# INSTRUCTIONS TO FOLLOW
Scan the data beneath this task and copy each line that includes "Photoshop".

# ENTRIES SUPPLIED
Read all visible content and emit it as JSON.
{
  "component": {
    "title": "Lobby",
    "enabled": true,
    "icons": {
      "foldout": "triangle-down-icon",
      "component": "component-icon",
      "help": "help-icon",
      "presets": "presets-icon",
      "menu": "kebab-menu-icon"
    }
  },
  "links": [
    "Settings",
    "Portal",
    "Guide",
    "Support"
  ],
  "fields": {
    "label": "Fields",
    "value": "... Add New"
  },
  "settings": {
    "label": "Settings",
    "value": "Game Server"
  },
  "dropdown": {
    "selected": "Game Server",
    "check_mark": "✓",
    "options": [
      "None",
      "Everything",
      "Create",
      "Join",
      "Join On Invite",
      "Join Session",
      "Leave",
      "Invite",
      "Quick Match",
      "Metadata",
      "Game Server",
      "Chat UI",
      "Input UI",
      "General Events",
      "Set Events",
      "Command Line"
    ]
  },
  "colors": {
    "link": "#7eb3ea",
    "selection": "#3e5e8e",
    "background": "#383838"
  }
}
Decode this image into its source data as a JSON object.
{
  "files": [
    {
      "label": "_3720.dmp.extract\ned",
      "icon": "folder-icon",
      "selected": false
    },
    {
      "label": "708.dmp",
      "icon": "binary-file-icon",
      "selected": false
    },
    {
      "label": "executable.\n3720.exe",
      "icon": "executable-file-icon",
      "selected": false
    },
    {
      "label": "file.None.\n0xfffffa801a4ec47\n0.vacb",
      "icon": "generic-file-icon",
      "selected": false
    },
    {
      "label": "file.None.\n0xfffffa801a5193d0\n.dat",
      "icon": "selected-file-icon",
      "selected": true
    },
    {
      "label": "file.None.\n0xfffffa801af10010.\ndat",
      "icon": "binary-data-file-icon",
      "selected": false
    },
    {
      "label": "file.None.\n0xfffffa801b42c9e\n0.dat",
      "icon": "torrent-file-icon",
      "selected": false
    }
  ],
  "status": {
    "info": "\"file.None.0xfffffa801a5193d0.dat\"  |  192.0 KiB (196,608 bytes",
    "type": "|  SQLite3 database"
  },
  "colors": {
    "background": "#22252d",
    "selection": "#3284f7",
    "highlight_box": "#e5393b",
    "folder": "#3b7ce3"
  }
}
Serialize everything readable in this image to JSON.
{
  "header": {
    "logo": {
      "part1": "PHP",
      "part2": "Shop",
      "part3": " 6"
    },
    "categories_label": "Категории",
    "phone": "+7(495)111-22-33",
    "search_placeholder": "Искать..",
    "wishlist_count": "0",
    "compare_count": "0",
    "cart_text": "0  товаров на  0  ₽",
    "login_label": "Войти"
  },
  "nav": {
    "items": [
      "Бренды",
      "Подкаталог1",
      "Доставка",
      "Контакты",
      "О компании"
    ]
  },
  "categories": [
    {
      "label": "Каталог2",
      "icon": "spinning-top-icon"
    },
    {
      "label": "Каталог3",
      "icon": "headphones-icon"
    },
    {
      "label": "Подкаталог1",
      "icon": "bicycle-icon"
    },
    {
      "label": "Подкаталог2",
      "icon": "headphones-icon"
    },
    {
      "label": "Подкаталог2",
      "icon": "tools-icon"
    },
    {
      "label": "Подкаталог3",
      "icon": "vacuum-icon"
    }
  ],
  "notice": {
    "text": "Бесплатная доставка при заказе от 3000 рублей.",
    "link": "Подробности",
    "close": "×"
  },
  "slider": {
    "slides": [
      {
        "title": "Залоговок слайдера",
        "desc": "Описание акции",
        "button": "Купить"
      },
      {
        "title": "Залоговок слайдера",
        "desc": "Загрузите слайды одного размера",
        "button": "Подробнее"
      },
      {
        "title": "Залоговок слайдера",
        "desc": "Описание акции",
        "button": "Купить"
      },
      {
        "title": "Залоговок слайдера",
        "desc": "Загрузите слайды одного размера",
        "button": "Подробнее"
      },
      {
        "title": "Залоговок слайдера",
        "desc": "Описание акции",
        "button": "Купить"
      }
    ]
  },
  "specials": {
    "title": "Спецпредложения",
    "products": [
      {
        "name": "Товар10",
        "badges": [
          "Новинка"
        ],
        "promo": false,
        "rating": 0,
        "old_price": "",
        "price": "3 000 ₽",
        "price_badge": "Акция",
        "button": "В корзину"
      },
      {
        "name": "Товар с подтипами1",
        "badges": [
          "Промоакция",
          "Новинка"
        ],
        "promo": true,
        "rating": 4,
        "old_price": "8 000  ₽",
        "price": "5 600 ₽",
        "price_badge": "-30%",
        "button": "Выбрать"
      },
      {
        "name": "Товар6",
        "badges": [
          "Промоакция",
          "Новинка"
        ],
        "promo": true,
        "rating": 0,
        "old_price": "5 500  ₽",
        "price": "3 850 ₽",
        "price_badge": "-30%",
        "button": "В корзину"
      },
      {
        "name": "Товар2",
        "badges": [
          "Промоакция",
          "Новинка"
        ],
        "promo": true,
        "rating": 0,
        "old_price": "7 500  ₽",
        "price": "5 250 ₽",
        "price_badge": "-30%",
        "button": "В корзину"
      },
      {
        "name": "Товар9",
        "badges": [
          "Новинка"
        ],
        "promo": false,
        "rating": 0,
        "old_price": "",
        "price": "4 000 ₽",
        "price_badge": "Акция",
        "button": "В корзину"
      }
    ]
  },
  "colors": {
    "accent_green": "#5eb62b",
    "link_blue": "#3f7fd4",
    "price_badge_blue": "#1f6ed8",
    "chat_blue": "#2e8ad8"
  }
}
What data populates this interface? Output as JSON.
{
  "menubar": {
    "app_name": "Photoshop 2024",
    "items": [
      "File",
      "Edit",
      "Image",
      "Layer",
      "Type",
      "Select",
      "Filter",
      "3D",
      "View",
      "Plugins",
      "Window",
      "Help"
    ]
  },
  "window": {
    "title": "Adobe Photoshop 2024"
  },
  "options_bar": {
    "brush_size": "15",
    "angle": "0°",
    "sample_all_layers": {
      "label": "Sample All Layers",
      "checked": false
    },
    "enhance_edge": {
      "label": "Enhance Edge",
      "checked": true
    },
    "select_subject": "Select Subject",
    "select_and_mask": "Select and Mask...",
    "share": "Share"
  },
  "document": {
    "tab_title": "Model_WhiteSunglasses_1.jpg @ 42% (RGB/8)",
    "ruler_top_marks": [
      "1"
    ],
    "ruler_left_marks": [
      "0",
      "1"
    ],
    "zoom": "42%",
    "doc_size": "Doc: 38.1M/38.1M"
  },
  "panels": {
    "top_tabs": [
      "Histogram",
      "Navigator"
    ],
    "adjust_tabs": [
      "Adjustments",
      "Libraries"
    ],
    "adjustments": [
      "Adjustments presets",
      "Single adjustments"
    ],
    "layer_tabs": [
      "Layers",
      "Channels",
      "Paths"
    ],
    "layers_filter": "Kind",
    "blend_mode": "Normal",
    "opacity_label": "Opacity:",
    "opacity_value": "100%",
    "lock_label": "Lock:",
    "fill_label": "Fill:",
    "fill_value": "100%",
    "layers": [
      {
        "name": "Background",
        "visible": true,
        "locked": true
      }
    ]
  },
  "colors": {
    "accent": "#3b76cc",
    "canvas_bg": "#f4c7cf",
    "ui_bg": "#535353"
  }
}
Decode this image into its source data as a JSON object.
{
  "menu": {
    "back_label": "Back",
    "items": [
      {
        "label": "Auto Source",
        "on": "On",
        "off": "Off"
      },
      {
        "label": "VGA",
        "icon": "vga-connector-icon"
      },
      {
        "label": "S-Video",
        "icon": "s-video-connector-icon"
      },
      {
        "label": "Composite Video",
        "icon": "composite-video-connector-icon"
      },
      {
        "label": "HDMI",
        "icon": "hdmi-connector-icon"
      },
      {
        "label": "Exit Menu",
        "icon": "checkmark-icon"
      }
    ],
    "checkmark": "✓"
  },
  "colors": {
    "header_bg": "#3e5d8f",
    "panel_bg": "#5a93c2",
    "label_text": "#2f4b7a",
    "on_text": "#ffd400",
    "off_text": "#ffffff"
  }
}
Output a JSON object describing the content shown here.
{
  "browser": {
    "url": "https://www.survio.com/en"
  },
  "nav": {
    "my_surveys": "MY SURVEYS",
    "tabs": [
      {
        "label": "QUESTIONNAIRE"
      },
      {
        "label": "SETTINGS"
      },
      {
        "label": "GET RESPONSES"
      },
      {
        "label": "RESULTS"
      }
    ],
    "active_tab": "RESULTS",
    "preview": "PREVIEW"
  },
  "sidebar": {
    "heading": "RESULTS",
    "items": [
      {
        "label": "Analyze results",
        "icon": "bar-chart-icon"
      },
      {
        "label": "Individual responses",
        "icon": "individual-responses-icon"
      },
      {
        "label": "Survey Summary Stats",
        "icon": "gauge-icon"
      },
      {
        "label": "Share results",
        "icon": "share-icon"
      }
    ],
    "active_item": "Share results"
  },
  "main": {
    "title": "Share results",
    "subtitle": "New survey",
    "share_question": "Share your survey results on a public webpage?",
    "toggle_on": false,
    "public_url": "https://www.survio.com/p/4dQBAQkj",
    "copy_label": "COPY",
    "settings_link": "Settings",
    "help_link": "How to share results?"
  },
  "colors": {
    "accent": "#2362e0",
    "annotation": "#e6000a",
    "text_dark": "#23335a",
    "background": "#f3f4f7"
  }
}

# TASK RESULT
    "app_name": "Photoshop 2024",
    "title": "Adobe Photoshop 2024"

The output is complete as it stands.